-- BEGIN Records for the exercise --
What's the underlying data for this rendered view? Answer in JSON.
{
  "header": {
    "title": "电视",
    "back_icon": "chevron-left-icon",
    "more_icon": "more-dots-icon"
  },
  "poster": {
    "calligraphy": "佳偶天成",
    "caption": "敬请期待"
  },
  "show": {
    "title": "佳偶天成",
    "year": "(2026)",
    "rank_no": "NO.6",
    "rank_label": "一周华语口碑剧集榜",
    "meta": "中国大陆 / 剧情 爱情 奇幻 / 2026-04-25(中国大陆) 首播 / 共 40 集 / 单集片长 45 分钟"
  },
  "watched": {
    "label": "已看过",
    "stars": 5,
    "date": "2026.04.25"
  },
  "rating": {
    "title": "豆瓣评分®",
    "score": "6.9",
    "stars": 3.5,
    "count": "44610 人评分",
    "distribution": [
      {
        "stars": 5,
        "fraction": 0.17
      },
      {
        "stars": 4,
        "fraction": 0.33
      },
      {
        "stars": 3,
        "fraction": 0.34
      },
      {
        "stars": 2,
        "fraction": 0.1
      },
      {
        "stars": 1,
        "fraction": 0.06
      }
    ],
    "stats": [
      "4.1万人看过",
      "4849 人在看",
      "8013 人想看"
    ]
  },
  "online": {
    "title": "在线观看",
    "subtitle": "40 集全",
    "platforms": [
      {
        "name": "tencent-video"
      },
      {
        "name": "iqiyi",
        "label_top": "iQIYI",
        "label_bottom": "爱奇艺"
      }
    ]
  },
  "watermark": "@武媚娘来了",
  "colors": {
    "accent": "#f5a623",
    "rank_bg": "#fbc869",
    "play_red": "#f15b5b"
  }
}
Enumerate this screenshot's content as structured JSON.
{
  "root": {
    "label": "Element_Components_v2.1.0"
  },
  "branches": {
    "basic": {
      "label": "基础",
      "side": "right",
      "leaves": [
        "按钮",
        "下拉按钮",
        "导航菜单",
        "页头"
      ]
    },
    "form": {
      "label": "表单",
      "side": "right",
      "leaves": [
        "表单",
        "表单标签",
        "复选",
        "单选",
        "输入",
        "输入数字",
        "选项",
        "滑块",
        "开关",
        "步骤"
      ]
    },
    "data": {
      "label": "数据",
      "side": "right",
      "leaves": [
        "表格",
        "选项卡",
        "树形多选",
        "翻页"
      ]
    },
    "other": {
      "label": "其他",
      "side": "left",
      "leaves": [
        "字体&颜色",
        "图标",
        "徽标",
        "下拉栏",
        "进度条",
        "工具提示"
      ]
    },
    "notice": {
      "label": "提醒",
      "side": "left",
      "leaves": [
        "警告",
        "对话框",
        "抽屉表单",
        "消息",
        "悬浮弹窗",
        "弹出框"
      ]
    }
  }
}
-- END Records for the exercise --
**Task directions**
Could you give again exactly the lines from the line containing "Enumerate this screenshot's" through the final line of the data above, and no others?

**Worked solution**
Enumerate this screenshot's content as structured JSON.
{
  "root": {
    "label": "Element_Components_v2.1.0"
  },
  "branches": {
    "basic": {
      "label": "基础",
      "side": "right",
      "leaves": [
        "按钮",
        "下拉按钮",
        "导航菜单",
        "页头"
      ]
    },
    "form": {
      "label": "表单",
      "side": "right",
      "leaves": [
        "表单",
        "表单标签",
        "复选",
        "单选",
        "输入",
        "输入数字",
        "选项",
        "滑块",
        "开关",
        "步骤"
      ]
    },
    "data": {
      "label": "数据",
      "side": "right",
      "leaves": [
        "表格",
        "选项卡",
        "树形多选",
        "翻页"
      ]
    },
    "other": {
      "label": "其他",
      "side": "left",
      "leaves": [
        "字体&颜色",
        "图标",
        "徽标",
        "下拉栏",
        "进度条",
        "工具提示"
      ]
    },
    "notice": {
      "label": "提醒",
      "side": "left",
      "leaves": [
        "警告",
        "对话框",
        "抽屉表单",
        "消息",
        "悬浮弹窗",
        "弹出框"
      ]
    }
  }
}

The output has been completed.